Dataset entries
## begin

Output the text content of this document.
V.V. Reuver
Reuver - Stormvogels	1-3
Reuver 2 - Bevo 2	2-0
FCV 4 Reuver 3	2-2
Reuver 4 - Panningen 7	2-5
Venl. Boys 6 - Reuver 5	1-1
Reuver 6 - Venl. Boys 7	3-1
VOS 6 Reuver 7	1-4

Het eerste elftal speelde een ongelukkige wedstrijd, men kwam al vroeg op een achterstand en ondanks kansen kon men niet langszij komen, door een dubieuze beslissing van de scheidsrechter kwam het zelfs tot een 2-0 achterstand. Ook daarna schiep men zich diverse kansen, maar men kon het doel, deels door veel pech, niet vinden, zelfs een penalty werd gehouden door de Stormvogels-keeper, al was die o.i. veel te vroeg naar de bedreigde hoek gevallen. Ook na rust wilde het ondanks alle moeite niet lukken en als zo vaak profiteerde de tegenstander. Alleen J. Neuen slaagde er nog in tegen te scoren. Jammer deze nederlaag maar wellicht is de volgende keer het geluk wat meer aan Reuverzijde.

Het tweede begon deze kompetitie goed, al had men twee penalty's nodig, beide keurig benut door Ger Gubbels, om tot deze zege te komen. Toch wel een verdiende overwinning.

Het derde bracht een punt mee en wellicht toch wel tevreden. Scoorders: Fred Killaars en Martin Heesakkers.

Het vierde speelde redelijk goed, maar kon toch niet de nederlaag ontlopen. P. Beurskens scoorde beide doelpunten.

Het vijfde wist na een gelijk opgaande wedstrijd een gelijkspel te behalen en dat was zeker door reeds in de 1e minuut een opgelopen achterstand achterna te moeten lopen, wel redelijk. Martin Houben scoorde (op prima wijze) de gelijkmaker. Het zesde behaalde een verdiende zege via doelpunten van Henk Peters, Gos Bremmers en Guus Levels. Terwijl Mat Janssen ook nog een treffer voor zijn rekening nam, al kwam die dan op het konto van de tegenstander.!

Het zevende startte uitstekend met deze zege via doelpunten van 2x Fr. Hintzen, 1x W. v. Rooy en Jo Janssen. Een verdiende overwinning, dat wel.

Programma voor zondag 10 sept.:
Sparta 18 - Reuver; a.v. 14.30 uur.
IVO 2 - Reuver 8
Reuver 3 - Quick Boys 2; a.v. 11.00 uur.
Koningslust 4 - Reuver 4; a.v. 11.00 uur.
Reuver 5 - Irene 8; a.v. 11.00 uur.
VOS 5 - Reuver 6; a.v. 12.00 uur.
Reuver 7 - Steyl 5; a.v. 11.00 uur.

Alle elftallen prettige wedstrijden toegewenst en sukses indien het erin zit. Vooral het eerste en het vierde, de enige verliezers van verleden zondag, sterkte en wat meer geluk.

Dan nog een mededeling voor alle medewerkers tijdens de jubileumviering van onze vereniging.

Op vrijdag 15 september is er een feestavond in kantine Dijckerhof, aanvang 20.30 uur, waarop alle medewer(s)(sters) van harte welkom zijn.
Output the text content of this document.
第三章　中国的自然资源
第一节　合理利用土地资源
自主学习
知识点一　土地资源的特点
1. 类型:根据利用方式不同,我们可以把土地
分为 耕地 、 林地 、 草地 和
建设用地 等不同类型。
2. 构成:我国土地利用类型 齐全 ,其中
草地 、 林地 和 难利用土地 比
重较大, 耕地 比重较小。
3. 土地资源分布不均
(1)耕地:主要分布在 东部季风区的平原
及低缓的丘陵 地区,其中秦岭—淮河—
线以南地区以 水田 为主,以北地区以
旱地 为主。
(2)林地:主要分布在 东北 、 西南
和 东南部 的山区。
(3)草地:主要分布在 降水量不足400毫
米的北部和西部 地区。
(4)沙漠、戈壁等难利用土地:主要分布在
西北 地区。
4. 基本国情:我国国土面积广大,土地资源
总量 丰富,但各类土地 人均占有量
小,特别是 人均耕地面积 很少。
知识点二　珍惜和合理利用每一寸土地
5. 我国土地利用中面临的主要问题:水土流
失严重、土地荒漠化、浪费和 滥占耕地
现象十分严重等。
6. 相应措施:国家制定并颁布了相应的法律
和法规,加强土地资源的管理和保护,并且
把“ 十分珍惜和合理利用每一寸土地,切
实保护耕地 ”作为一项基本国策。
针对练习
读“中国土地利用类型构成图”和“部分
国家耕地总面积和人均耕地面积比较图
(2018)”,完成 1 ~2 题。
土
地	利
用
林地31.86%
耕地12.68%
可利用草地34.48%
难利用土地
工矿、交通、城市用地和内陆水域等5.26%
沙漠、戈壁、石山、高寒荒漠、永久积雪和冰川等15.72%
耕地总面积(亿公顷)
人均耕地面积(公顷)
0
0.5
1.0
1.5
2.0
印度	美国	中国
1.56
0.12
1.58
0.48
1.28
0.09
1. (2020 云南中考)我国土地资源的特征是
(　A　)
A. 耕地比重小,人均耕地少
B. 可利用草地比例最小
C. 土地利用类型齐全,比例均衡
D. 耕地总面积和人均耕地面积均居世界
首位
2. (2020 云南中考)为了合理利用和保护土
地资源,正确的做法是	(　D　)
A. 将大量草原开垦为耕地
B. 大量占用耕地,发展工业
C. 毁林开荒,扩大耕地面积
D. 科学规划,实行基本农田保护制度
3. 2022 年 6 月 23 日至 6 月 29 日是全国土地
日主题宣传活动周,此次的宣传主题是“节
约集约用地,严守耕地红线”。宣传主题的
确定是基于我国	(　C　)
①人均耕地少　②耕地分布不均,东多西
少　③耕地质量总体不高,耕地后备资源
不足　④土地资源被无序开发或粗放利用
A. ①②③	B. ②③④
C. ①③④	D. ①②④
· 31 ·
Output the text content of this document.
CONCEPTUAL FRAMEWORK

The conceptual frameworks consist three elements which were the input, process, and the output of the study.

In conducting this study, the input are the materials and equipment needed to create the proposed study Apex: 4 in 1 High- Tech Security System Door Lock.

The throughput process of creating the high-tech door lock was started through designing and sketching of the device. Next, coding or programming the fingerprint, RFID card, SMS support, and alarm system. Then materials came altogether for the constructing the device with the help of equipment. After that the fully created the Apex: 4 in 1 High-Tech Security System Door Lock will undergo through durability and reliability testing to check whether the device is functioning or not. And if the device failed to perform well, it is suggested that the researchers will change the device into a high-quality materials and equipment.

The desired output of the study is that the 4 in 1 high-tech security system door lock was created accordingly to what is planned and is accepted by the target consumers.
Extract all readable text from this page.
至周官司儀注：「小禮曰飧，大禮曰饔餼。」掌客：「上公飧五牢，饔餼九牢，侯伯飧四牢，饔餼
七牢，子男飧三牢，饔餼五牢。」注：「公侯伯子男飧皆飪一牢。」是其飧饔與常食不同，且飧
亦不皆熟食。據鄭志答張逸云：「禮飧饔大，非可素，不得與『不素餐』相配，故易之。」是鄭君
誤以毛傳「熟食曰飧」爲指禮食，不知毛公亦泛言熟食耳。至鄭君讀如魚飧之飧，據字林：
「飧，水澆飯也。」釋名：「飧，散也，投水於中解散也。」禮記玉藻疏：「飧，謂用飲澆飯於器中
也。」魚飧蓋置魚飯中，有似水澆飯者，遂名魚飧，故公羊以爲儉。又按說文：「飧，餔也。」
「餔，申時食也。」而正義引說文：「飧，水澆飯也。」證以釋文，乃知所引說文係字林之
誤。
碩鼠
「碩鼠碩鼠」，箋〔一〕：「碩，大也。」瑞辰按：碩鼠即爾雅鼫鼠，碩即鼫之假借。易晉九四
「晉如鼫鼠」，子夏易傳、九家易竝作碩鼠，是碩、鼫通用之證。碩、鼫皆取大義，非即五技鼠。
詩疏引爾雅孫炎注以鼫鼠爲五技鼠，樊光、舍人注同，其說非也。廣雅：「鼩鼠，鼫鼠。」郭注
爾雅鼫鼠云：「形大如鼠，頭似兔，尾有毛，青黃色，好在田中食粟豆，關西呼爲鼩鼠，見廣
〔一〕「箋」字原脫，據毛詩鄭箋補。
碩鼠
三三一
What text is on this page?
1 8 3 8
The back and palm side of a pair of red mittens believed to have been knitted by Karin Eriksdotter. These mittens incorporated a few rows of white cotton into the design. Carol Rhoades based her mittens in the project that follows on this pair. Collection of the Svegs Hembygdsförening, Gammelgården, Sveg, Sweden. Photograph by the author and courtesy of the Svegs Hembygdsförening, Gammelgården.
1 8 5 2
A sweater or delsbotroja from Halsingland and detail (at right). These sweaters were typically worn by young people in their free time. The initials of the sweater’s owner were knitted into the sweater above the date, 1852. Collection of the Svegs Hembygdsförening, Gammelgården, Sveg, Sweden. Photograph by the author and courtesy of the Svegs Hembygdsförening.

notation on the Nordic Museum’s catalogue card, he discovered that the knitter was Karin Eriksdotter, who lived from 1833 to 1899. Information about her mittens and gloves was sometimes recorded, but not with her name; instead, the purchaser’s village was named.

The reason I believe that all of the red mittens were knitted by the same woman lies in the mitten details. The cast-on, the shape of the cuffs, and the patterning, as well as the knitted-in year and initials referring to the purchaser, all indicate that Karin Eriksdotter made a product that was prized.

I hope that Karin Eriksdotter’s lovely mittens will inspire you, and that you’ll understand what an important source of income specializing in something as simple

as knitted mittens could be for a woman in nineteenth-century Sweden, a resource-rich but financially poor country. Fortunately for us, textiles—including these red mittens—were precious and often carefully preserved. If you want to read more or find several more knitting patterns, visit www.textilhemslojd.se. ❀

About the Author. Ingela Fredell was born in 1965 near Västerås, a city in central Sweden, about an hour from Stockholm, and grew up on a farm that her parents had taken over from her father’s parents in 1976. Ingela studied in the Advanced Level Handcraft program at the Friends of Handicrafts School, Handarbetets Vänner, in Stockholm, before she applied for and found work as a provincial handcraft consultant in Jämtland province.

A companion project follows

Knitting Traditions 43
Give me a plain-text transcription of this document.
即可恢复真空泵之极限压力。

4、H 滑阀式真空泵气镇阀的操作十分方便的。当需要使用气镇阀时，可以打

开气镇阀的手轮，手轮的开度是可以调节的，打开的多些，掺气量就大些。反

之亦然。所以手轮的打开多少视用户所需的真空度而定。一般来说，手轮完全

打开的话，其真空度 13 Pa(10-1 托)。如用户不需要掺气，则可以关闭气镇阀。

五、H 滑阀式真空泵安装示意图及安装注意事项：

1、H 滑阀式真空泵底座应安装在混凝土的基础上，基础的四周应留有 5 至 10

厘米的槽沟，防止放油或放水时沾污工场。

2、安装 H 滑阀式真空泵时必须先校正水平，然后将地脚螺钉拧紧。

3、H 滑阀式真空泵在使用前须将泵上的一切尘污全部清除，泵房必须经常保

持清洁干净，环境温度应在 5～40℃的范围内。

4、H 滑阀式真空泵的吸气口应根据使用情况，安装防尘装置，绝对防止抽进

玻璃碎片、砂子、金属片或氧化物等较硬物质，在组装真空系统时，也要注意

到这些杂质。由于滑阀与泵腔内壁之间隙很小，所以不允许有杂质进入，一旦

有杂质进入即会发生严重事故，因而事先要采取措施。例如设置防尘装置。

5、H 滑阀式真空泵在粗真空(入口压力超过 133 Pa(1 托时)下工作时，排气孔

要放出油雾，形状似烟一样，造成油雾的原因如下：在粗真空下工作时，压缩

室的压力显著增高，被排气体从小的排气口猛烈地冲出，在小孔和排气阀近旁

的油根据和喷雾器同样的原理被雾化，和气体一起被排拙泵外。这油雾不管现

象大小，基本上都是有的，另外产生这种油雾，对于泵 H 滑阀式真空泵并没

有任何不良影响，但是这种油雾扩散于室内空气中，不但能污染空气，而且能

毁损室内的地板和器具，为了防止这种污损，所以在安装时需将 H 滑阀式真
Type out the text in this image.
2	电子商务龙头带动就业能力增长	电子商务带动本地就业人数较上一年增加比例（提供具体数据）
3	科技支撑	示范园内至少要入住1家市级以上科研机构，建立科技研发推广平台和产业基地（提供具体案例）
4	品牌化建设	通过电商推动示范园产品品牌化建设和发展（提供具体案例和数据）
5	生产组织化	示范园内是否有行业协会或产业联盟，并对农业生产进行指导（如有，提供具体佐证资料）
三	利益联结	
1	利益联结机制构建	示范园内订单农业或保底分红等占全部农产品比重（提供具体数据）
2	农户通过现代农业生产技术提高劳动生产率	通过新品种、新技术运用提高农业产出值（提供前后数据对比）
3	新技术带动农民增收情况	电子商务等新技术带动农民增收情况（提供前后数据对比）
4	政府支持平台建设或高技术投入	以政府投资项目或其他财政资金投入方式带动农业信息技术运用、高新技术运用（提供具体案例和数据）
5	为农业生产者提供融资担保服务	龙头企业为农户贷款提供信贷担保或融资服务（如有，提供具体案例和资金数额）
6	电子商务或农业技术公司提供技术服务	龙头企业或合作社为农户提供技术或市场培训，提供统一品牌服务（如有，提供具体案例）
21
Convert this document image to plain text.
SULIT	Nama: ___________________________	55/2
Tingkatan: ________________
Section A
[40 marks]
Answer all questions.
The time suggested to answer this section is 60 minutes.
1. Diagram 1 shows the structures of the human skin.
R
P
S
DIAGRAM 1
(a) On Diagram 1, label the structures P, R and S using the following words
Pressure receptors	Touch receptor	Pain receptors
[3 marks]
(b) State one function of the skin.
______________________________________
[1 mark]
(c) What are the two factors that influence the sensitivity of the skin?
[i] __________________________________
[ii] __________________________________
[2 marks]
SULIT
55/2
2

## end

Given exercise:
Write down every line of the data above that includes the string "Boys".

Written response:
Venl. Boys 6 - Reuver 5	1-1
Reuver 6 - Venl. Boys 7	3-1
Reuver 3 - Quick Boys 2; a.v. 11.00 uur.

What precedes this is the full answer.